LISTED ENTRIES

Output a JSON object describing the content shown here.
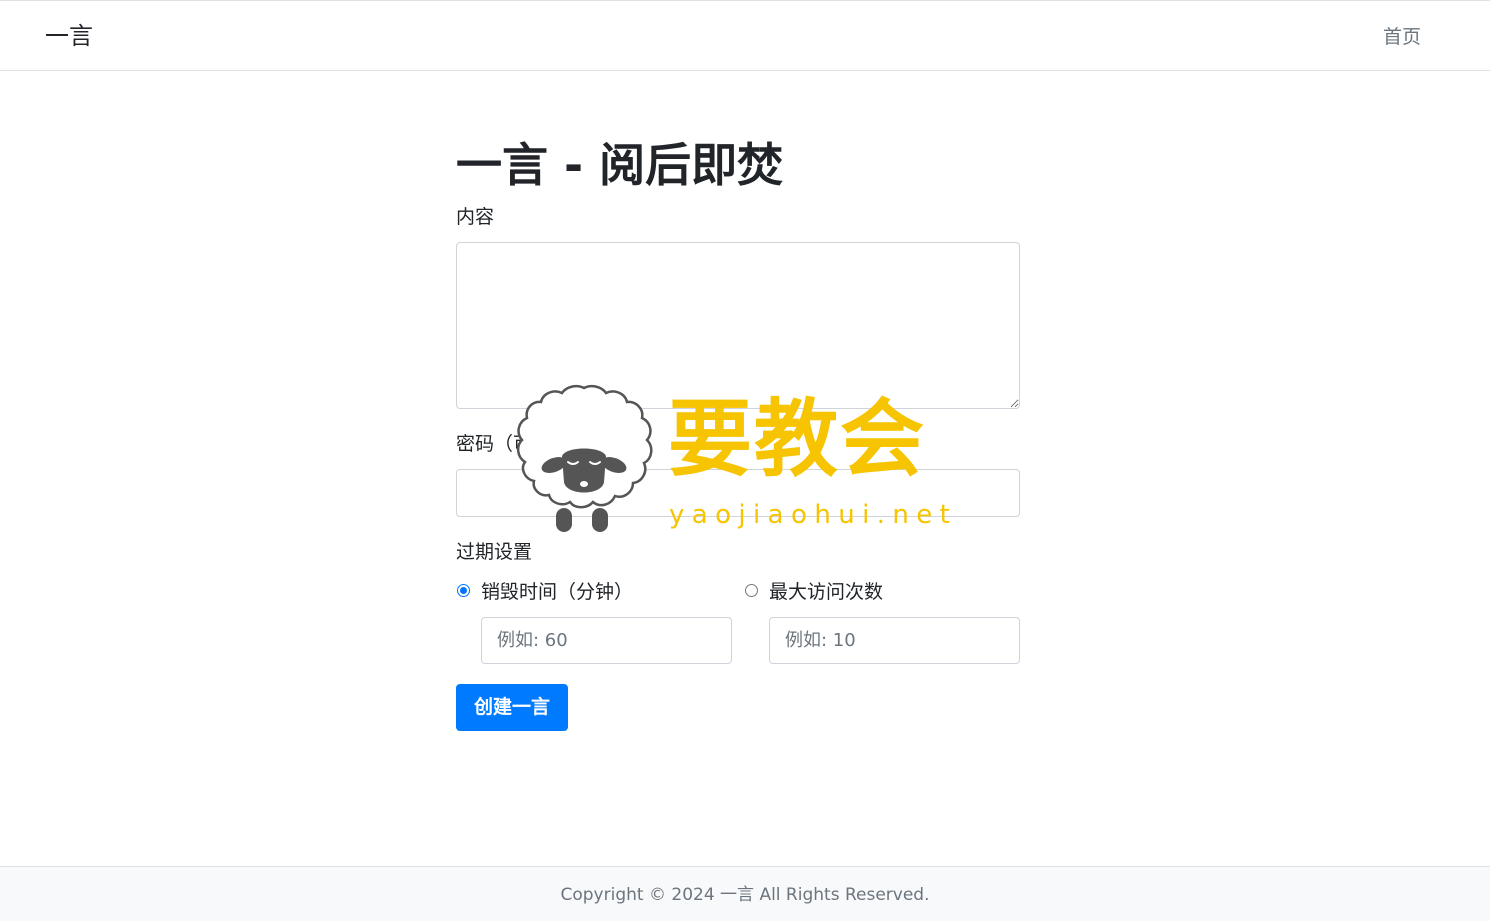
{
  "navbar": {
    "brand": "一言",
    "home_link": "首页"
  },
  "main": {
    "title": "一言 - 阅后即焚",
    "content_label": "内容",
    "content_value": "",
    "password_label": "密码（可选）",
    "password_value": "",
    "expiry_label": "过期设置",
    "option_time": {
      "label": "销毁时间（分钟）",
      "checked": true,
      "placeholder": "例如: 60"
    },
    "option_visits": {
      "label": "最大访问次数",
      "checked": false,
      "placeholder": "例如: 10"
    },
    "submit_label": "创建一言"
  },
  "watermark": {
    "text": "要教会",
    "url": "yaojiaohui.net"
  },
  "footer": {
    "copyright": "Copyright © 2024 一言 All Rights Reserved."
  },
  "colors": {
    "primary": "#007bff",
    "watermark": "#f6c400",
    "muted": "#6c757d",
    "border": "#ced4da"
  }
}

WHAT YOU NEED TO DO
Transcribe all the lines above exactly, apart from the pictures.

TASK RESULT
Output a JSON object describing the content shown here.
{
  "navbar": {
    "brand": "一言",
    "home_link": "首页"
  },
  "main": {
    "title": "一言 - 阅后即焚",
    "content_label": "内容",
    "content_value": "",
    "password_label": "密码（可选）",
    "password_value": "",
    "expiry_label": "过期设置",
    "option_time": {
      "label": "销毁时间（分钟）",
      "checked": true,
      "placeholder": "例如: 60"
    },
    "option_visits": {
      "label": "最大访问次数",
      "checked": false,
      "placeholder": "例如: 10"
    },
    "submit_label": "创建一言"
  },
  "watermark": {
    "text": "要教会",
    "url": "yaojiaohui.net"
  },
  "footer": {
    "copyright": "Copyright © 2024 一言 All Rights Reserved."
  },
  "colors": {
    "primary": "#007bff",
    "watermark": "#f6c400",
    "muted": "#6c757d",
    "border": "#ced4da"
  }
}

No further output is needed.